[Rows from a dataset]
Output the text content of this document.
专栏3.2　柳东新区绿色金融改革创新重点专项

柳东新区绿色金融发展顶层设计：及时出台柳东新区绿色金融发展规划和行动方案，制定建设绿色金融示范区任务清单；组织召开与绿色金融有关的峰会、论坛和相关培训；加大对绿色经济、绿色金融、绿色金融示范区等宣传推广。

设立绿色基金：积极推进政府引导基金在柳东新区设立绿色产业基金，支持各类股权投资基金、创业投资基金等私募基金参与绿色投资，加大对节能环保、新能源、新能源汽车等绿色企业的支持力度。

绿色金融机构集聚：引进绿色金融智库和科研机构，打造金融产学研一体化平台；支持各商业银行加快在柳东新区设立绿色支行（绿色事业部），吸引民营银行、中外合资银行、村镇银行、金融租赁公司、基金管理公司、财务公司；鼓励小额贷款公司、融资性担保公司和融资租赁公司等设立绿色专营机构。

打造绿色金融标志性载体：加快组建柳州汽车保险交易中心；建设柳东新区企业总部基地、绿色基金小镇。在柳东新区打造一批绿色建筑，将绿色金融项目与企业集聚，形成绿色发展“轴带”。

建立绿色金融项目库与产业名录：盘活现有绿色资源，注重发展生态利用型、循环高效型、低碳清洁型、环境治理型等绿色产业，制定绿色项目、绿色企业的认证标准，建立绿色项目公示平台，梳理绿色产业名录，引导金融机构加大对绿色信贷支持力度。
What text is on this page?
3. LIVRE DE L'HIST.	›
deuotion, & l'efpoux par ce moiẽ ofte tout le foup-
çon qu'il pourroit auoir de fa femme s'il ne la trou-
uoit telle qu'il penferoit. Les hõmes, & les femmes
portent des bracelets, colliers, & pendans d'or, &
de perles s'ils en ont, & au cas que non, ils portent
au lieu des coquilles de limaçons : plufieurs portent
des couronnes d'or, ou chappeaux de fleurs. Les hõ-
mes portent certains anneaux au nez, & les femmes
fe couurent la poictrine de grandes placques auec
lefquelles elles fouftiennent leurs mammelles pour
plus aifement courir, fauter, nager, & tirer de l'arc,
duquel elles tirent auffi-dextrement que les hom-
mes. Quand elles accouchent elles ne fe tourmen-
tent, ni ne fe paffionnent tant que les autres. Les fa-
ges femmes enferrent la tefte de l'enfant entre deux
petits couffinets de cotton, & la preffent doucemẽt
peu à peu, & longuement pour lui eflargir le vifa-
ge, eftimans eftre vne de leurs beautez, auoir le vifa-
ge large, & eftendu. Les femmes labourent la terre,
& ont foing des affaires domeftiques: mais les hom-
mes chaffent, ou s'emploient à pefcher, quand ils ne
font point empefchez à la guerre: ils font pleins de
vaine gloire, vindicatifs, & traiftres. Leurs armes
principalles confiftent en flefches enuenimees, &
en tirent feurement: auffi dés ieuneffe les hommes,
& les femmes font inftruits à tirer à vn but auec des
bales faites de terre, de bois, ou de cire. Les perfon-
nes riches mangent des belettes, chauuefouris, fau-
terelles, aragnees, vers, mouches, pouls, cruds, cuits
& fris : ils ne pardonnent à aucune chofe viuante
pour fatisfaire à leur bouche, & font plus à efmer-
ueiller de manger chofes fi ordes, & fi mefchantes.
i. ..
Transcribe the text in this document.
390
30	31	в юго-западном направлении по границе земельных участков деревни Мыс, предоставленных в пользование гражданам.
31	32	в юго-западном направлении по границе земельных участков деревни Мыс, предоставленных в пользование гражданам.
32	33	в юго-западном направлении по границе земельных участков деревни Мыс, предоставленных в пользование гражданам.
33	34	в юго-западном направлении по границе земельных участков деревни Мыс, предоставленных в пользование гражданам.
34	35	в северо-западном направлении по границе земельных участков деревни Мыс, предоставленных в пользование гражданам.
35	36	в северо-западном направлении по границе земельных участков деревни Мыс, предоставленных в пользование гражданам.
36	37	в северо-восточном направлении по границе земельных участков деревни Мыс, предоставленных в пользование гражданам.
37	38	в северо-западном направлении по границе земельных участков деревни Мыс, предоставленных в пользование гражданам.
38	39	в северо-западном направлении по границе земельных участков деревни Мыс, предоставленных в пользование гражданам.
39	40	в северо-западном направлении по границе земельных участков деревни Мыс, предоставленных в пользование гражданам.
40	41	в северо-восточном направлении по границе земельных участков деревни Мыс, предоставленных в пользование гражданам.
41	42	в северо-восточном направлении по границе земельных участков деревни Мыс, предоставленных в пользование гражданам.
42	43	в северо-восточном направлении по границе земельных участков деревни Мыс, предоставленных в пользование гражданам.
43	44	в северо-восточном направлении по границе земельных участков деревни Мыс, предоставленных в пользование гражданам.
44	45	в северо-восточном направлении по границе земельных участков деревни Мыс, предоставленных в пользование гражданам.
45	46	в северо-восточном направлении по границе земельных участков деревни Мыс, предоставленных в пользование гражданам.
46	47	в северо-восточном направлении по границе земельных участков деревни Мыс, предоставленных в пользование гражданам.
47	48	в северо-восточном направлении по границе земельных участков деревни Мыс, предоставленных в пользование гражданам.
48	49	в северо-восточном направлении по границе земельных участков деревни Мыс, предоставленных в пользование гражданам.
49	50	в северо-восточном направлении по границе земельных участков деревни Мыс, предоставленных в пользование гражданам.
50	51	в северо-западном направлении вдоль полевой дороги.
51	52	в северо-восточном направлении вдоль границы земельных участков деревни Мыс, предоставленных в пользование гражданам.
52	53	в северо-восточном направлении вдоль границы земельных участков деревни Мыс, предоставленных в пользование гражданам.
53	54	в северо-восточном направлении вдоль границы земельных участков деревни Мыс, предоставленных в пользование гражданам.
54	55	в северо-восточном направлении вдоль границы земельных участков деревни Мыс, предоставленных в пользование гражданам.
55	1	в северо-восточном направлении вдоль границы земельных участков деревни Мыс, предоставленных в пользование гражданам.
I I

__Exercise details__
Please reproduce each line exactly as written.

__Exercise solution__
Output the text content of this document.
专栏3.2　柳东新区绿色金融改革创新重点专项

柳东新区绿色金融发展顶层设计：及时出台柳东新区绿色金融发展规划和行动方案，制定建设绿色金融示范区任务清单；组织召开与绿色金融有关的峰会、论坛和相关培训；加大对绿色经济、绿色金融、绿色金融示范区等宣传推广。

设立绿色基金：积极推进政府引导基金在柳东新区设立绿色产业基金，支持各类股权投资基金、创业投资基金等私募基金参与绿色投资，加大对节能环保、新能源、新能源汽车等绿色企业的支持力度。

绿色金融机构集聚：引进绿色金融智库和科研机构，打造金融产学研一体化平台；支持各商业银行加快在柳东新区设立绿色支行（绿色事业部），吸引民营银行、中外合资银行、村镇银行、金融租赁公司、基金管理公司、财务公司；鼓励小额贷款公司、融资性担保公司和融资租赁公司等设立绿色专营机构。

打造绿色金融标志性载体：加快组建柳州汽车保险交易中心；建设柳东新区企业总部基地、绿色基金小镇。在柳东新区打造一批绿色建筑，将绿色金融项目与企业集聚，形成绿色发展“轴带”。

建立绿色金融项目库与产业名录：盘活现有绿色资源，注重发展生态利用型、循环高效型、低碳清洁型、环境治理型等绿色产业，制定绿色项目、绿色企业的认证标准，建立绿色项目公示平台，梳理绿色产业名录，引导金融机构加大对绿色信贷支持力度。
What text is on this page?
3. LIVRE DE L'HIST.	›
deuotion, & l'efpoux par ce moiẽ ofte tout le foup-
çon qu'il pourroit auoir de fa femme s'il ne la trou-
uoit telle qu'il penferoit. Les hõmes, & les femmes
portent des bracelets, colliers, & pendans d'or, &
de perles s'ils en ont, & au cas que non, ils portent
au lieu des coquilles de limaçons : plufieurs portent
des couronnes d'or, ou chappeaux de fleurs. Les hõ-
mes portent certains anneaux au nez, & les femmes
fe couurent la poictrine de grandes placques auec
lefquelles elles fouftiennent leurs mammelles pour
plus aifement courir, fauter, nager, & tirer de l'arc,
duquel elles tirent auffi-dextrement que les hom-
mes. Quand elles accouchent elles ne fe tourmen-
tent, ni ne fe paffionnent tant que les autres. Les fa-
ges femmes enferrent la tefte de l'enfant entre deux
petits couffinets de cotton, & la preffent doucemẽt
peu à peu, & longuement pour lui eflargir le vifa-
ge, eftimans eftre vne de leurs beautez, auoir le vifa-
ge large, & eftendu. Les femmes labourent la terre,
& ont foing des affaires domeftiques: mais les hom-
mes chaffent, ou s'emploient à pefcher, quand ils ne
font point empefchez à la guerre: ils font pleins de
vaine gloire, vindicatifs, & traiftres. Leurs armes
principalles confiftent en flefches enuenimees, &
en tirent feurement: auffi dés ieuneffe les hommes,
& les femmes font inftruits à tirer à vn but auec des
bales faites de terre, de bois, ou de cire. Les perfon-
nes riches mangent des belettes, chauuefouris, fau-
terelles, aragnees, vers, mouches, pouls, cruds, cuits
& fris : ils ne pardonnent à aucune chofe viuante
pour fatisfaire à leur bouche, & font plus à efmer-
ueiller de manger chofes fi ordes, & fi mefchantes.
i. ..
Transcribe the text in this document.
390
30	31	в юго-западном направлении по границе земельных участков деревни Мыс, предоставленных в пользование гражданам.
31	32	в юго-западном направлении по границе земельных участков деревни Мыс, предоставленных в пользование гражданам.
32	33	в юго-западном направлении по границе земельных участков деревни Мыс, предоставленных в пользование гражданам.
33	34	в юго-западном направлении по границе земельных участков деревни Мыс, предоставленных в пользование гражданам.
34	35	в северо-западном направлении по границе земельных участков деревни Мыс, предоставленных в пользование гражданам.
35	36	в северо-западном направлении по границе земельных участков деревни Мыс, предоставленных в пользование гражданам.
36	37	в северо-восточном направлении по границе земельных участков деревни Мыс, предоставленных в пользование гражданам.
37	38	в северо-западном направлении по границе земельных участков деревни Мыс, предоставленных в пользование гражданам.
38	39	в северо-западном направлении по границе земельных участков деревни Мыс, предоставленных в пользование гражданам.
39	40	в северо-западном направлении по границе земельных участков деревни Мыс, предоставленных в пользование гражданам.
40	41	в северо-восточном направлении по границе земельных участков деревни Мыс, предоставленных в пользование гражданам.
41	42	в северо-восточном направлении по границе земельных участков деревни Мыс, предоставленных в пользование гражданам.
42	43	в северо-восточном направлении по границе земельных участков деревни Мыс, предоставленных в пользование гражданам.
43	44	в северо-восточном направлении по границе земельных участков деревни Мыс, предоставленных в пользование гражданам.
44	45	в северо-восточном направлении по границе земельных участков деревни Мыс, предоставленных в пользование гражданам.
45	46	в северо-восточном направлении по границе земельных участков деревни Мыс, предоставленных в пользование гражданам.
46	47	в северо-восточном направлении по границе земельных участков деревни Мыс, предоставленных в пользование гражданам.
47	48	в северо-восточном направлении по границе земельных участков деревни Мыс, предоставленных в пользование гражданам.
48	49	в северо-восточном направлении по границе земельных участков деревни Мыс, предоставленных в пользование гражданам.
49	50	в северо-восточном направлении по границе земельных участков деревни Мыс, предоставленных в пользование гражданам.
50	51	в северо-западном направлении вдоль полевой дороги.
51	52	в северо-восточном направлении вдоль границы земельных участков деревни Мыс, предоставленных в пользование гражданам.
52	53	в северо-восточном направлении вдоль границы земельных участков деревни Мыс, предоставленных в пользование гражданам.
53	54	в северо-восточном направлении вдоль границы земельных участков деревни Мыс, предоставленных в пользование гражданам.
54	55	в северо-восточном направлении вдоль границы земельных участков деревни Мыс, предоставленных в пользование гражданам.
55	1	в северо-восточном направлении вдоль границы земельных участков деревни Мыс, предоставленных в пользование гражданам.
I I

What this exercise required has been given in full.